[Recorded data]
□ □ □ □ □ □ □
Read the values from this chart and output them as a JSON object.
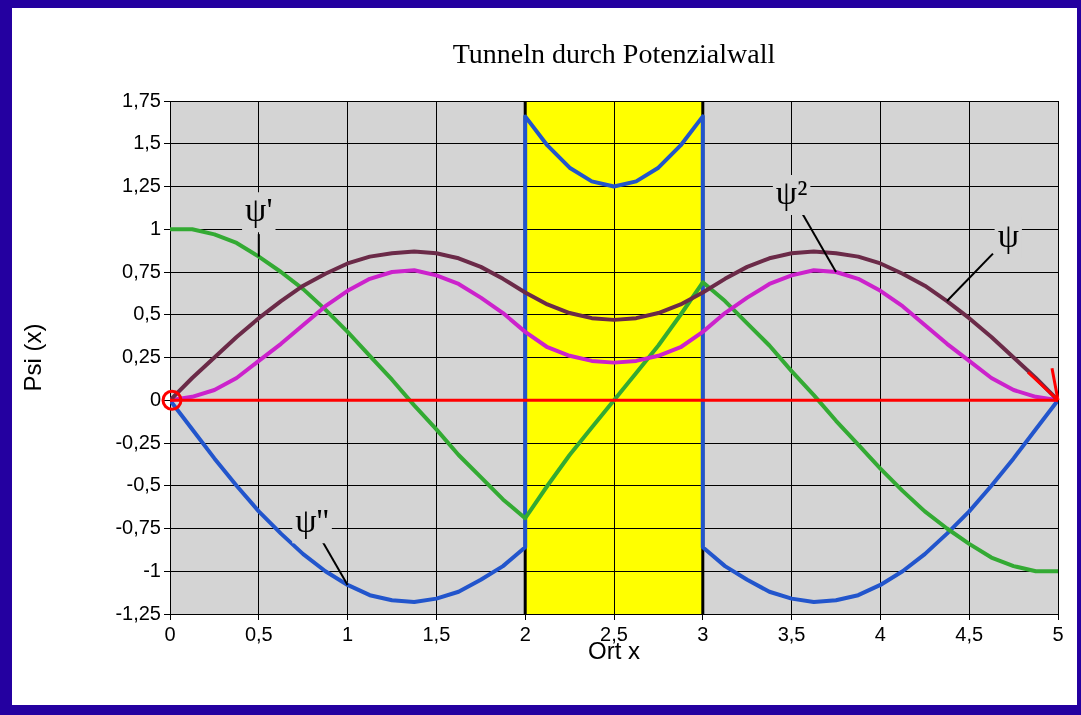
{
  "chart_data": {
    "type": "line",
    "title": "Tunneln durch Potenzialwall",
    "xlabel": "Ort x",
    "ylabel": "Psi (x)",
    "x": [
      0,
      0.125,
      0.25,
      0.375,
      0.5,
      0.625,
      0.75,
      0.875,
      1,
      1.125,
      1.25,
      1.375,
      1.5,
      1.625,
      1.75,
      1.875,
      2,
      2.125,
      2.25,
      2.375,
      2.5,
      2.625,
      2.75,
      2.875,
      3,
      3.125,
      3.25,
      3.375,
      3.5,
      3.625,
      3.75,
      3.875,
      4,
      4.125,
      4.25,
      4.375,
      4.5,
      4.625,
      4.75,
      4.875,
      5
    ],
    "series": [
      {
        "name": "ψ",
        "color": "#6b2a48",
        "values": [
          0,
          0.13,
          0.25,
          0.37,
          0.48,
          0.58,
          0.67,
          0.74,
          0.8,
          0.84,
          0.86,
          0.87,
          0.86,
          0.83,
          0.78,
          0.71,
          0.63,
          0.56,
          0.51,
          0.48,
          0.47,
          0.48,
          0.51,
          0.56,
          0.63,
          0.71,
          0.78,
          0.83,
          0.86,
          0.87,
          0.86,
          0.84,
          0.8,
          0.74,
          0.67,
          0.58,
          0.48,
          0.37,
          0.25,
          0.13,
          0
        ]
      },
      {
        "name": "ψ²",
        "color": "#cc22cc",
        "values": [
          0,
          0.02,
          0.06,
          0.13,
          0.23,
          0.33,
          0.44,
          0.55,
          0.64,
          0.71,
          0.75,
          0.76,
          0.73,
          0.68,
          0.6,
          0.51,
          0.4,
          0.31,
          0.26,
          0.23,
          0.22,
          0.23,
          0.26,
          0.31,
          0.4,
          0.51,
          0.6,
          0.68,
          0.73,
          0.76,
          0.75,
          0.71,
          0.64,
          0.55,
          0.44,
          0.33,
          0.23,
          0.13,
          0.06,
          0.02,
          0
        ]
      },
      {
        "name": "ψ'",
        "color": "#33aa33",
        "values": [
          1,
          1,
          0.97,
          0.92,
          0.84,
          0.75,
          0.65,
          0.53,
          0.4,
          0.26,
          0.12,
          -0.03,
          -0.17,
          -0.32,
          -0.45,
          -0.58,
          -0.69,
          -0.5,
          -0.32,
          -0.16,
          0,
          0.16,
          0.32,
          0.5,
          0.69,
          0.58,
          0.45,
          0.32,
          0.17,
          0.03,
          -0.12,
          -0.26,
          -0.4,
          -0.53,
          -0.65,
          -0.75,
          -0.84,
          -0.92,
          -0.97,
          -1,
          -1
        ]
      },
      {
        "name": "ψ''",
        "color": "#2255cc",
        "x": [
          0,
          0.125,
          0.25,
          0.375,
          0.5,
          0.625,
          0.75,
          0.875,
          1,
          1.125,
          1.25,
          1.375,
          1.5,
          1.625,
          1.75,
          1.875,
          2,
          2,
          2.125,
          2.25,
          2.375,
          2.5,
          2.625,
          2.75,
          2.875,
          3,
          3,
          3.125,
          3.25,
          3.375,
          3.5,
          3.625,
          3.75,
          3.875,
          4,
          4.125,
          4.25,
          4.375,
          4.5,
          4.625,
          4.75,
          4.875,
          5
        ],
        "values": [
          0,
          -0.17,
          -0.34,
          -0.5,
          -0.65,
          -0.78,
          -0.9,
          -1,
          -1.08,
          -1.14,
          -1.17,
          -1.18,
          -1.16,
          -1.12,
          -1.05,
          -0.97,
          -0.86,
          1.66,
          1.49,
          1.36,
          1.28,
          1.25,
          1.28,
          1.36,
          1.49,
          1.66,
          -0.86,
          -0.97,
          -1.05,
          -1.12,
          -1.16,
          -1.18,
          -1.17,
          -1.14,
          -1.08,
          -1,
          -0.9,
          -0.78,
          -0.65,
          -0.5,
          -0.34,
          -0.17,
          0
        ]
      }
    ],
    "xlim": [
      0,
      5
    ],
    "xticks": [
      0,
      {
        "value": 0.5,
        "label": "0,5"
      },
      1,
      {
        "value": 1.5,
        "label": "1,5"
      },
      2,
      {
        "value": 2.5,
        "label": "2,5"
      },
      3,
      {
        "value": 3.5,
        "label": "3,5"
      },
      4,
      {
        "value": 4.5,
        "label": "4,5"
      },
      5
    ],
    "ylim": [
      -1.25,
      1.75
    ],
    "yticks": [
      {
        "value": -1.25,
        "label": "-1,25"
      },
      -1,
      {
        "value": -0.75,
        "label": "-0,75"
      },
      {
        "value": -0.5,
        "label": "-0,5"
      },
      {
        "value": -0.25,
        "label": "-0,25"
      },
      0,
      {
        "value": 0.25,
        "label": "0,25"
      },
      {
        "value": 0.5,
        "label": "0,5"
      },
      {
        "value": 0.75,
        "label": "0,75"
      },
      1,
      {
        "value": 1.25,
        "label": "1,25"
      },
      {
        "value": 1.5,
        "label": "1,5"
      },
      {
        "value": 1.75,
        "label": "1,75"
      }
    ],
    "ref_lines": [
      {
        "axis": "y",
        "value": 0,
        "color": "#ff0000"
      }
    ],
    "bands": [
      {
        "axis": "x",
        "from": 2,
        "to": 3,
        "color": "#ffff00"
      }
    ],
    "grid": true,
    "legend": false,
    "marker": "none",
    "line_style": "solid"
  }
}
□ □ □ □ □ □ □
Search the records above for the string "from". Copy every line that contains it.

» Written solution:
Read the values from this chart and output them as a JSON object.
        "from": 2,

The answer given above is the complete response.